Lines holding the string "Земли" are the ones to copy from this listing.

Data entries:
— BEGIN —
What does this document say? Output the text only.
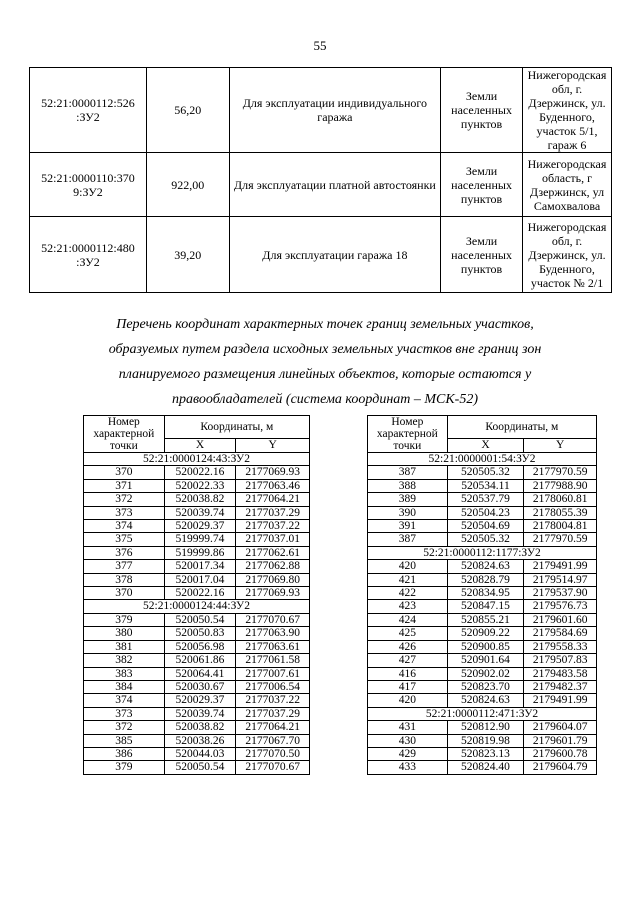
55
52:21:0000112:526 :ЗУ2	56,20	Для эксплуатации индивидуального гаража	Земли населенных пунктов	Нижегородская обл, г. Дзержинск, ул. Буденного, участок 5/1, гараж 6
52:21:0000110:370 9:ЗУ2	922,00	Для эксплуатации платной автостоянки	Земли населенных пунктов	Нижегородская область, г Дзержинск, ул Самохвалова
52:21:0000112:480 :ЗУ2	39,20	Для эксплуатации гаража 18	Земли населенных пунктов	Нижегородская обл, г. Дзержинск, ул. Буденного, участок № 2/1
Перечень координат характерных точек границ земельных участков,
образуемых путем раздела исходных земельных участков вне границ зон
планируемого размещения линейных объектов, которые остаются у
правообладателей (система координат – МСК-52)
Номер характерной точки	Координаты, м	
	X	Y
52:21:0000124:43:ЗУ2		
370	520022.16	2177069.93
371	520022.33	2177063.46
372	520038.82	2177064.21
373	520039.74	2177037.29
374	520029.37	2177037.22
375	519999.74	2177037.01
376	519999.86	2177062.61
377	520017.34	2177062.88
378	520017.04	2177069.80
370	520022.16	2177069.93
52:21:0000124:44:ЗУ2		
379	520050.54	2177070.67
380	520050.83	2177063.90
381	520056.98	2177063.61
382	520061.86	2177061.58
383	520064.41	2177007.61
384	520030.67	2177006.54
374	520029.37	2177037.22
373	520039.74	2177037.29
372	520038.82	2177064.21
385	520038.26	2177067.70
386	520044.03	2177070.50
379	520050.54	2177070.67
Номер характерной точки	Координаты, м	
	X	Y
52:21:0000001:54:ЗУ2		
387	520505.32	2177970.59
388	520534.11	2177988.90
389	520537.79	2178060.81
390	520504.23	2178055.39
391	520504.69	2178004.81
387	520505.32	2177970.59
52:21:0000112:1177:ЗУ2		
420	520824.63	2179491.99
421	520828.79	2179514.97
422	520834.95	2179537.90
423	520847.15	2179576.73
424	520855.21	2179601.60
425	520909.22	2179584.69
426	520900.85	2179558.33
427	520901.64	2179507.83
416	520902.02	2179483.58
417	520823.70	2179482.37
420	520824.63	2179491.99
52:21:0000112:471:ЗУ2		
431	520812.90	2179604.07
430	520819.98	2179601.79
429	520823.13	2179600.78
433	520824.40	2179604.79
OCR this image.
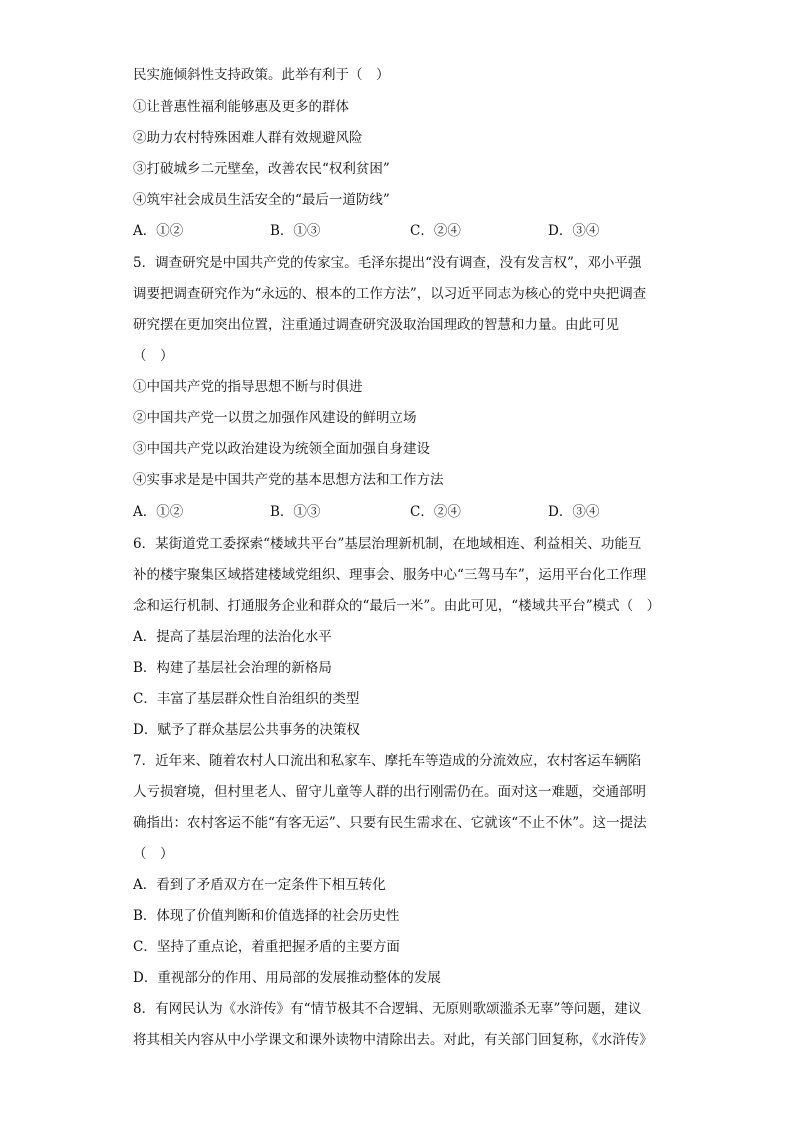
民实施倾斜性支持政策。此举有利于（　）
①让普惠性福利能够惠及更多的群体
②助力农村特殊困难人群有效规避风险
③打破城乡二元壁垒，改善农民“权利贫困”
④筑牢社会成员生活安全的“最后一道防线”
A．①②	B．①③	C．②④	D．③④
5．调查研究是中国共产党的传家宝。毛泽东提出“没有调查，没有发言权”，邓小平强
调要把调查研究作为“永远的、根本的工作方法”，以习近平同志为核心的党中央把调查
研究摆在更加突出位置，注重通过调查研究汲取治国理政的智慧和力量。由此可见
（　）
①中国共产党的指导思想不断与时俱进
②中国共产党一以贯之加强作风建设的鲜明立场
③中国共产党以政治建设为统领全面加强自身建设
④实事求是是中国共产党的基本思想方法和工作方法
A．①②	B．①③	C．②④	D．③④
6．某街道党工委探索“楼域共平台”基层治理新机制，在地域相连、利益相关、功能互
补的楼宇聚集区域搭建楼域党组织、理事会、服务中心“三驾马车”，运用平台化工作理
念和运行机制、打通服务企业和群众的“最后一米”。由此可见，“楼域共平台”模式（　）
A．提高了基层治理的法治化水平
B．构建了基层社会治理的新格局
C．丰富了基层群众性自治组织的类型
D．赋予了群众基层公共事务的决策权
7．近年来、随着农村人口流出和私家车、摩托车等造成的分流效应，农村客运车辆陷
人亏损窘境，但村里老人、留守儿童等人群的出行刚需仍在。面对这一难题，交通部明
确指出：农村客运不能“有客无运”、只要有民生需求在、它就该“不止不休”。这一提法
（　）
A．看到了矛盾双方在一定条件下相互转化
B．体现了价值判断和价值选择的社会历史性
C．坚持了重点论，着重把握矛盾的主要方面
D．重视部分的作用、用局部的发展推动整体的发展
8．有网民认为《水浒传》有“情节极其不合逻辑、无原则歌颂滥杀无辜”等问题，建议
将其相关内容从中小学课文和课外读物中清除出去。对此，有关部门回复称，《水浒传》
— END —
* _ANSWER FOR THIS EXERCISE_:
52:21:0000112:526 :ЗУ2	56,20	Для эксплуатации индивидуального гаража	Земли населенных пунктов	Нижегородская обл, г. Дзержинск, ул. Буденного, участок 5/1, гараж 6
52:21:0000110:370 9:ЗУ2	922,00	Для эксплуатации платной автостоянки	Земли населенных пунктов	Нижегородская область, г Дзержинск, ул Самохвалова
52:21:0000112:480 :ЗУ2	39,20	Для эксплуатации гаража 18	Земли населенных пунктов	Нижегородская обл, г. Дзержинск, ул. Буденного, участок № 2/1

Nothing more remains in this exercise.